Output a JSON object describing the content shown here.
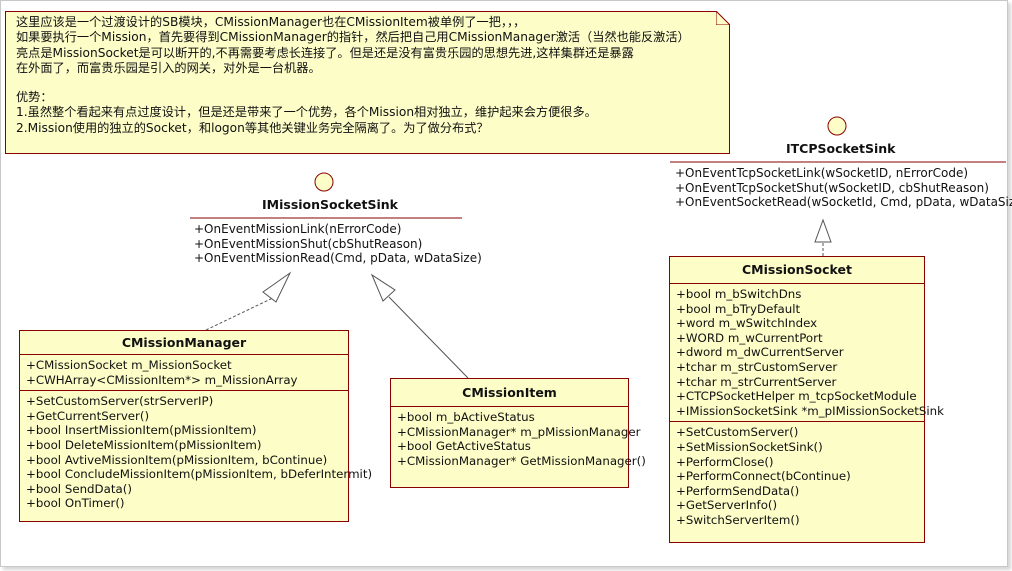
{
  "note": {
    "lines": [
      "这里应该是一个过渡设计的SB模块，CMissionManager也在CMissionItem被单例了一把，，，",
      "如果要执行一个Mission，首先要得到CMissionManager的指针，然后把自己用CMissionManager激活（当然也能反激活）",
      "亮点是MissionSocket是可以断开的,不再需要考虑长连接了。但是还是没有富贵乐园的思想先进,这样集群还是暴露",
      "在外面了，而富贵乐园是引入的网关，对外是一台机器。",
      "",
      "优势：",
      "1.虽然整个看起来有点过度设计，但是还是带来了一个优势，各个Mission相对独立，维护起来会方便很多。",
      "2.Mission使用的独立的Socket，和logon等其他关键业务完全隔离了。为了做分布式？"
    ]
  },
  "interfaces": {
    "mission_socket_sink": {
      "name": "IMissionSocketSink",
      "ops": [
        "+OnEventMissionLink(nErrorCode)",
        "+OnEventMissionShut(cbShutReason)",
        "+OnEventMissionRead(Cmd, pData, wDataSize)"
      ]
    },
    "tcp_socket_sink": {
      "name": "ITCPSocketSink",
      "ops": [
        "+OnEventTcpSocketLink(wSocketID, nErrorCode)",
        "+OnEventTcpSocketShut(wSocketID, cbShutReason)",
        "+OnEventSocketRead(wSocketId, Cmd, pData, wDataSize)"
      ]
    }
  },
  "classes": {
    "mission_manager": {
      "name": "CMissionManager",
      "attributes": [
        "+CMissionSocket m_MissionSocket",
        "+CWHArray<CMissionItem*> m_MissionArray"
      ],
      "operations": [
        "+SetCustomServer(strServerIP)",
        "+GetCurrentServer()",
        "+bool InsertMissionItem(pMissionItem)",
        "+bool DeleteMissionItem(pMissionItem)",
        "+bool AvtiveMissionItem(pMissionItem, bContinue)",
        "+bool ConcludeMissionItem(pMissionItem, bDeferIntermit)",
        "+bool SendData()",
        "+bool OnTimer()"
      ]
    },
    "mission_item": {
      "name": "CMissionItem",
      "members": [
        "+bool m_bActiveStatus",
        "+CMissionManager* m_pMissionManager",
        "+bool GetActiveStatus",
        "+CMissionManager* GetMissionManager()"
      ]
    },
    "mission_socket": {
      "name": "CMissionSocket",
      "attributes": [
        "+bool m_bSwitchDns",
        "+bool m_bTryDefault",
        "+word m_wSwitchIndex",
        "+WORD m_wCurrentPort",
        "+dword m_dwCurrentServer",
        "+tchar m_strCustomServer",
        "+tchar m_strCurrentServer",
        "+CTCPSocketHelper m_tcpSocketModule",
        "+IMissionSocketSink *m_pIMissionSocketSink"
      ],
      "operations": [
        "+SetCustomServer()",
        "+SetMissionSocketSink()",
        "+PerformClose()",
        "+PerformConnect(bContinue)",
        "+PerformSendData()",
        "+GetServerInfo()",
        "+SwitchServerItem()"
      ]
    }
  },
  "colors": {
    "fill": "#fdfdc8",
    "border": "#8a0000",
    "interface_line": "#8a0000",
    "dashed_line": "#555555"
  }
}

---

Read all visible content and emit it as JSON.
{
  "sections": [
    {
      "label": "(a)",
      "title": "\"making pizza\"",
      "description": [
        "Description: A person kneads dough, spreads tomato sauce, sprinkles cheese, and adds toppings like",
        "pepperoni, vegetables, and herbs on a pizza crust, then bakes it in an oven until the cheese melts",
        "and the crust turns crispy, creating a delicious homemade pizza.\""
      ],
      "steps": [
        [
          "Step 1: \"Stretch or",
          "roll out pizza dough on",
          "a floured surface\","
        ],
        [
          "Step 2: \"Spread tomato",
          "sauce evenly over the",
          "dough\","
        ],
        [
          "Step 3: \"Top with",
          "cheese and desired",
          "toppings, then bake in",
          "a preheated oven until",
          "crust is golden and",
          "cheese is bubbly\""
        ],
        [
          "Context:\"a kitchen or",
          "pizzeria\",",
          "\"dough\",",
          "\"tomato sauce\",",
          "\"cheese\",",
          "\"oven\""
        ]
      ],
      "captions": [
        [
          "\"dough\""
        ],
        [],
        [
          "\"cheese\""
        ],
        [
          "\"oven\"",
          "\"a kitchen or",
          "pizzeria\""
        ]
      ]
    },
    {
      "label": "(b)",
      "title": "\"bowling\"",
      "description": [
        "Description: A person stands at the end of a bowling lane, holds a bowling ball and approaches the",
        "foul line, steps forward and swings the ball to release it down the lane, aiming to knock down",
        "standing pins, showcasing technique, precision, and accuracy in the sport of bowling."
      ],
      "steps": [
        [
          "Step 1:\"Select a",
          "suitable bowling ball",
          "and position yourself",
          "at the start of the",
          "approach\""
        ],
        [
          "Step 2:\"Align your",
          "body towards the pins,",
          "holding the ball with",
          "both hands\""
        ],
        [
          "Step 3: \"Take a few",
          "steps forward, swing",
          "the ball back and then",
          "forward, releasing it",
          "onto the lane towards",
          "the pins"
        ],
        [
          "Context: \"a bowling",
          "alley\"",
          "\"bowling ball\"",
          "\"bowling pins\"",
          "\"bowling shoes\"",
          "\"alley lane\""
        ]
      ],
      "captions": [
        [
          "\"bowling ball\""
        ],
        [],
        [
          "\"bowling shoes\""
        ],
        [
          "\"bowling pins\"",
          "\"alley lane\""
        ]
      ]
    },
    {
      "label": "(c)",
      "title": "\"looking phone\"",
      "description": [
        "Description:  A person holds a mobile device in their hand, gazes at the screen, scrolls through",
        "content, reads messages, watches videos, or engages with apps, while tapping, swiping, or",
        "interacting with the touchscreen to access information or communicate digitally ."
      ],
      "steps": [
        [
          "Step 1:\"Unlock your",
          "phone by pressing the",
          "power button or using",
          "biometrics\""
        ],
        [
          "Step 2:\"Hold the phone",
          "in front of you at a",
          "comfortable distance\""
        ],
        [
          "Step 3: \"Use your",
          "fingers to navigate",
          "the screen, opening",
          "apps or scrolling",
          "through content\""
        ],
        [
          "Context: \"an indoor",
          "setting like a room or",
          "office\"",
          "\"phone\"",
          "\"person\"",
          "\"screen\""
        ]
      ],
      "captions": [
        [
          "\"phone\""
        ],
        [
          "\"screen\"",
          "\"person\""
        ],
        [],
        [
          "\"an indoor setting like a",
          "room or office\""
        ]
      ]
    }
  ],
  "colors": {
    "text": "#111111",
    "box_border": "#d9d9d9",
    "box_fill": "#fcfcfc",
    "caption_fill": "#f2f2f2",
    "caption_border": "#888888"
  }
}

GIVEN EXERCISE: Return every line of the preceding records in which the word "name" appears.

RESULT:
      "name": "IMissionSocketSink",
      "name": "ITCPSocketSink",
      "name": "CMissionManager",
      "name": "CMissionItem",
      "name": "CMissionSocket",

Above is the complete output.